## DOCUMENT
Macquarie Infrastructure Group & anor v Agsten
[2009] NSWSC 58
•19 February 2009
CITATION: Macquarie Infrastructure Group & anor v Agsten [2009] NSWSC 58 HEARING DATE(S): 16 February 2009
JUDGMENT DATE :
19 February 2009JURISDICTION: Common Law JUDGMENT OF: Grove J DECISION: Statement of Claim struck out CATCHWORDS: PLEADING - Statement of Claim - Multiple deficiencies - Insufficient identification of justiciable claim to order repleading CATEGORY: Procedural and other rulings PARTIES: Macquarie Infrastructure Group and John Hughes - Applicants
Felicity Agsten - RespondentFILE NUMBER(S): SC 2008/20487 COUNSEL: A S Bell SC - Applicants
In person - RespondentSOLICITORS: Mallesons - Applicants
In person - Respondent
IN THE SUPREME COURT
OF NEW SOUTH WALES
COMMON LAW DIVISIONMICHAEL GROVE J
19 February 2009
JUDGMENT2008/20487 MACQUARIE INFRASTRUCTURE GROUP & JOHN HUGHES v FELICITY AGSTEN
1 HIS HONOUR: Before the Court is a motion to strike out the plaintiff’s statement of claim pursuant to either UCPR 13.4 or UCPR 14.28. The defendant applicants were represented by Mr Bell SC and the plaintiff respondent appeared in person. The initiating statement of claim seeking to originate proceedings was also filed by herself.
2 The document is prolix and the nature of any cause or causes of action relied upon are obscure to the point of being unidentifiable. The gravamen of the respondent’s complaints need to be gleaned from two documents annexed to the purported pleading, the first of which has an initial heading “Details of Application” and the second of which is on a letterhead of the respondent and marked “Annexure A”. I shall refer to these respectively as “the details document” and “annexure A”.

## Stored dataset items
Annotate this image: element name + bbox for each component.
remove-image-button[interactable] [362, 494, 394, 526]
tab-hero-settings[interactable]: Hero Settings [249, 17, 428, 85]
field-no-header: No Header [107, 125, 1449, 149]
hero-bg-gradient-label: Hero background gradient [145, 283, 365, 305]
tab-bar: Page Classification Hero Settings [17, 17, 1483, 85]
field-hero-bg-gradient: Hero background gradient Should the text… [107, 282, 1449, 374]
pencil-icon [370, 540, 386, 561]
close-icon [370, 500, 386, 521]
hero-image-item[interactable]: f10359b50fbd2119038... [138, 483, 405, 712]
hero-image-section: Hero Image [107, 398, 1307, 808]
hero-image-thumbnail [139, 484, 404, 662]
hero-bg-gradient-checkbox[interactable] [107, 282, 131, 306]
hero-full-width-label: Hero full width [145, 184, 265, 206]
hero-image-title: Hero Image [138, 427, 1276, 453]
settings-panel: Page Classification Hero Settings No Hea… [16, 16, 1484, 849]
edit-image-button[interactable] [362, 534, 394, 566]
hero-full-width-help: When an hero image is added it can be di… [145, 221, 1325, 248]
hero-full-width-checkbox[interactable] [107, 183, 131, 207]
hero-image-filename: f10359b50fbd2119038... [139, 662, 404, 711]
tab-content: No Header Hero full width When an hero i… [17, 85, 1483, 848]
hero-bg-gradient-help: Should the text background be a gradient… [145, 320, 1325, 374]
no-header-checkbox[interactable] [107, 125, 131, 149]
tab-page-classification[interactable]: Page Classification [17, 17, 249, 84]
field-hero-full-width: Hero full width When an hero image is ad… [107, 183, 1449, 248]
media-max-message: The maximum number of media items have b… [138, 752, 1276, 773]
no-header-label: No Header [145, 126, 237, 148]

## PROBLEMS
**A.** In the judgment, who represented the defendant applicants?
**B.** Extract everything in the entries from the very first one down to the line that contains "settings-panel: Page Classification", including that line, and repeat each line without changes.
The judgment and the entries are separate material.

## CORRECT ANSWERS
**A.** Mr Bell SC represented the defendant applicants.

**B.**
Annotate this image: element name + bbox for each component.
remove-image-button[interactable] [362, 494, 394, 526]
tab-hero-settings[interactable]: Hero Settings [249, 17, 428, 85]
field-no-header: No Header [107, 125, 1449, 149]
hero-bg-gradient-label: Hero background gradient [145, 283, 365, 305]
tab-bar: Page Classification Hero Settings [17, 17, 1483, 85]
field-hero-bg-gradient: Hero background gradient Should the text… [107, 282, 1449, 374]
pencil-icon [370, 540, 386, 561]
close-icon [370, 500, 386, 521]
hero-image-item[interactable]: f10359b50fbd2119038... [138, 483, 405, 712]
hero-image-section: Hero Image [107, 398, 1307, 808]
hero-image-thumbnail [139, 484, 404, 662]
hero-bg-gradient-checkbox[interactable] [107, 282, 131, 306]
hero-full-width-label: Hero full width [145, 184, 265, 206]
hero-image-title: Hero Image [138, 427, 1276, 453]
settings-panel: Page Classification Hero Settings No Hea… [16, 16, 1484, 849]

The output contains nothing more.